# Required work:
Restate each of the lines given below, word for word.

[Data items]
++++++++++
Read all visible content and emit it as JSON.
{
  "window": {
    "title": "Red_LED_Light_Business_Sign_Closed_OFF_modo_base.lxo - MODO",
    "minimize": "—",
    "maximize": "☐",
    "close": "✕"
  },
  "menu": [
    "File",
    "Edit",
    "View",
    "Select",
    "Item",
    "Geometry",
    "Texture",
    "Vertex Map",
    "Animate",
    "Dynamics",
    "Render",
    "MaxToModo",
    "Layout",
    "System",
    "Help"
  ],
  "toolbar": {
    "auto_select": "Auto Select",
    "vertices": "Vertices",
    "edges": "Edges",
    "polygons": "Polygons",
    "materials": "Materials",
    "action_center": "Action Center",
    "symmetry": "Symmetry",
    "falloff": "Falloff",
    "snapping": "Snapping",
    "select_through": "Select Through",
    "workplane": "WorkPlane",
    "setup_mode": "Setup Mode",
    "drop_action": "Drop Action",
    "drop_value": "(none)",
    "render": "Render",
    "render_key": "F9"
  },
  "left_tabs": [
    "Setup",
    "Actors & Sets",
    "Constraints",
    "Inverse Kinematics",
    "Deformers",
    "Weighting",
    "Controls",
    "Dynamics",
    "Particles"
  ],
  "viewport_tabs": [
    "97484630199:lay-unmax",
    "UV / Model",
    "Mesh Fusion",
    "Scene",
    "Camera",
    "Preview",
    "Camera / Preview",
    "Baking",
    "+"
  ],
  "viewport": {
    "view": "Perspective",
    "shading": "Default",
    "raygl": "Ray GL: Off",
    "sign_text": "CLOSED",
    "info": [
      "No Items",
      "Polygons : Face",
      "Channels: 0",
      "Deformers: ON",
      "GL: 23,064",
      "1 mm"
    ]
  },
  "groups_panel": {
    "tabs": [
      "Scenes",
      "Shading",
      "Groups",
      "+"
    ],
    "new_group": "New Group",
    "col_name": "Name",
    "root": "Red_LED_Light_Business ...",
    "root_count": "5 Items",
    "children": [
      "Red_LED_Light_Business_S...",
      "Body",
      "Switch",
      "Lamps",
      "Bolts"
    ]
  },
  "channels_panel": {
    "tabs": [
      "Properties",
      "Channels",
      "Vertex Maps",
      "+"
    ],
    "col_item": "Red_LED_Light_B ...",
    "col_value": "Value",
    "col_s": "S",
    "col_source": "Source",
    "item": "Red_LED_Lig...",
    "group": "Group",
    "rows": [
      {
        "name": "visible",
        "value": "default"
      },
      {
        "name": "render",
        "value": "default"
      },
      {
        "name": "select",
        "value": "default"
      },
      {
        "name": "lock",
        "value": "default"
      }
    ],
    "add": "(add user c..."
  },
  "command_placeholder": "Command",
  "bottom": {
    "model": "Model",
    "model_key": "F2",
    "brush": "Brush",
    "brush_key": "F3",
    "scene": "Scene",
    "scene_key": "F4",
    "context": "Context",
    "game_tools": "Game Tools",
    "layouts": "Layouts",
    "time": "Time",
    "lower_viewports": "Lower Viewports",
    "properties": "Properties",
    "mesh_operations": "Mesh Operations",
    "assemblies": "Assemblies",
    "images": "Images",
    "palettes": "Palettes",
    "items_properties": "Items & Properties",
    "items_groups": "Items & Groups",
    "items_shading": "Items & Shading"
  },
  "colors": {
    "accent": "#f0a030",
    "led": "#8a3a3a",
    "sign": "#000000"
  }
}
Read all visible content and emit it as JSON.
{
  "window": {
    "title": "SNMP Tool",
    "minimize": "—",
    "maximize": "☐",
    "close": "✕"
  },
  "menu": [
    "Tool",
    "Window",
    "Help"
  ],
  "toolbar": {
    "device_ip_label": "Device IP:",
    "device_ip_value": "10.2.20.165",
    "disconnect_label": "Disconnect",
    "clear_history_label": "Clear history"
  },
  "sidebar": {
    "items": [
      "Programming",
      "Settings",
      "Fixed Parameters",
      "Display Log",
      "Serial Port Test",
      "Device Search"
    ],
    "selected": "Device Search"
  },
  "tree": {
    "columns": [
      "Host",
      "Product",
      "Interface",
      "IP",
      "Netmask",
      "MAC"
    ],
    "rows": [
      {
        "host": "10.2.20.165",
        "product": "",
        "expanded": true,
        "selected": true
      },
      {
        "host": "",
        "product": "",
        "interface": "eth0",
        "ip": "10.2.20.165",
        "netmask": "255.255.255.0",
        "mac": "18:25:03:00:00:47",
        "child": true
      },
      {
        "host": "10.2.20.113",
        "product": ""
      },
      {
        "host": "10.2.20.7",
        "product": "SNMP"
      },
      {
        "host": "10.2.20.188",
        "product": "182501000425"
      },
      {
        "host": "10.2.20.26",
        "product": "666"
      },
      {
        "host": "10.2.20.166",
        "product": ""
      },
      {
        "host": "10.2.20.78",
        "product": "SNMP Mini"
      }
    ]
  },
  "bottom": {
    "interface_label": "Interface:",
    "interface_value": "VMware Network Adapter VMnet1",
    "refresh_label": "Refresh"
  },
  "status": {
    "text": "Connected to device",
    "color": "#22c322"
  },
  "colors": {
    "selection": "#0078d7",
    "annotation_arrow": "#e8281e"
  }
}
++++++++++
# Output:
Read all visible content and emit it as JSON.
{
  "window": {
    "title": "Red_LED_Light_Business_Sign_Closed_OFF_modo_base.lxo - MODO",
    "minimize": "—",
    "maximize": "☐",
    "close": "✕"
  },
  "menu": [
    "File",
    "Edit",
    "View",
    "Select",
    "Item",
    "Geometry",
    "Texture",
    "Vertex Map",
    "Animate",
    "Dynamics",
    "Render",
    "MaxToModo",
    "Layout",
    "System",
    "Help"
  ],
  "toolbar": {
    "auto_select": "Auto Select",
    "vertices": "Vertices",
    "edges": "Edges",
    "polygons": "Polygons",
    "materials": "Materials",
    "action_center": "Action Center",
    "symmetry": "Symmetry",
    "falloff": "Falloff",
    "snapping": "Snapping",
    "select_through": "Select Through",
    "workplane": "WorkPlane",
    "setup_mode": "Setup Mode",
    "drop_action": "Drop Action",
    "drop_value": "(none)",
    "render": "Render",
    "render_key": "F9"
  },
  "left_tabs": [
    "Setup",
    "Actors & Sets",
    "Constraints",
    "Inverse Kinematics",
    "Deformers",
    "Weighting",
    "Controls",
    "Dynamics",
    "Particles"
  ],
  "viewport_tabs": [
    "97484630199:lay-unmax",
    "UV / Model",
    "Mesh Fusion",
    "Scene",
    "Camera",
    "Preview",
    "Camera / Preview",
    "Baking",
    "+"
  ],
  "viewport": {
    "view": "Perspective",
    "shading": "Default",
    "raygl": "Ray GL: Off",
    "sign_text": "CLOSED",
    "info": [
      "No Items",
      "Polygons : Face",
      "Channels: 0",
      "Deformers: ON",
      "GL: 23,064",
      "1 mm"
    ]
  },
  "groups_panel": {
    "tabs": [
      "Scenes",
      "Shading",
      "Groups",
      "+"
    ],
    "new_group": "New Group",
    "col_name": "Name",
    "root": "Red_LED_Light_Business ...",
    "root_count": "5 Items",
    "children": [
      "Red_LED_Light_Business_S...",
      "Body",
      "Switch",
      "Lamps",
      "Bolts"
    ]
  },
  "channels_panel": {
    "tabs": [
      "Properties",
      "Channels",
      "Vertex Maps",
      "+"
    ],
    "col_item": "Red_LED_Light_B ...",
    "col_value": "Value",
    "col_s": "S",
    "col_source": "Source",
    "item": "Red_LED_Lig...",
    "group": "Group",
    "rows": [
      {
        "name": "visible",
        "value": "default"
      },
      {
        "name": "render",
        "value": "default"
      },
      {
        "name": "select",
        "value": "default"
      },
      {
        "name": "lock",
        "value": "default"
      }
    ],
    "add": "(add user c..."
  },
  "command_placeholder": "Command",
  "bottom": {
    "model": "Model",
    "model_key": "F2",
    "brush": "Brush",
    "brush_key": "F3",
    "scene": "Scene",
    "scene_key": "F4",
    "context": "Context",
    "game_tools": "Game Tools",
    "layouts": "Layouts",
    "time": "Time",
    "lower_viewports": "Lower Viewports",
    "properties": "Properties",
    "mesh_operations": "Mesh Operations",
    "assemblies": "Assemblies",
    "images": "Images",
    "palettes": "Palettes",
    "items_properties": "Items & Properties",
    "items_groups": "Items & Groups",
    "items_shading": "Items & Shading"
  },
  "colors": {
    "accent": "#f0a030",
    "led": "#8a3a3a",
    "sign": "#000000"
  }
}
Read all visible content and emit it as JSON.
{
  "window": {
    "title": "SNMP Tool",
    "minimize": "—",
    "maximize": "☐",
    "close": "✕"
  },
  "menu": [
    "Tool",
    "Window",
    "Help"
  ],
  "toolbar": {
    "device_ip_label": "Device IP:",
    "device_ip_value": "10.2.20.165",
    "disconnect_label": "Disconnect",
    "clear_history_label": "Clear history"
  },
  "sidebar": {
    "items": [
      "Programming",
      "Settings",
      "Fixed Parameters",
      "Display Log",
      "Serial Port Test",
      "Device Search"
    ],
    "selected": "Device Search"
  },
  "tree": {
    "columns": [
      "Host",
      "Product",
      "Interface",
      "IP",
      "Netmask",
      "MAC"
    ],
    "rows": [
      {
        "host": "10.2.20.165",
        "product": "",
        "expanded": true,
        "selected": true
      },
      {
        "host": "",
        "product": "",
        "interface": "eth0",
        "ip": "10.2.20.165",
        "netmask": "255.255.255.0",
        "mac": "18:25:03:00:00:47",
        "child": true
      },
      {
        "host": "10.2.20.113",
        "product": ""
      },
      {
        "host": "10.2.20.7",
        "product": "SNMP"
      },
      {
        "host": "10.2.20.188",
        "product": "182501000425"
      },
      {
        "host": "10.2.20.26",
        "product": "666"
      },
      {
        "host": "10.2.20.166",
        "product": ""
      },
      {
        "host": "10.2.20.78",
        "product": "SNMP Mini"
      }
    ]
  },
  "bottom": {
    "interface_label": "Interface:",
    "interface_value": "VMware Network Adapter VMnet1",
    "refresh_label": "Refresh"
  },
  "status": {
    "text": "Connected to device",
    "color": "#22c322"
  },
  "colors": {
    "selection": "#0078d7",
    "annotation_arrow": "#e8281e"
  }
}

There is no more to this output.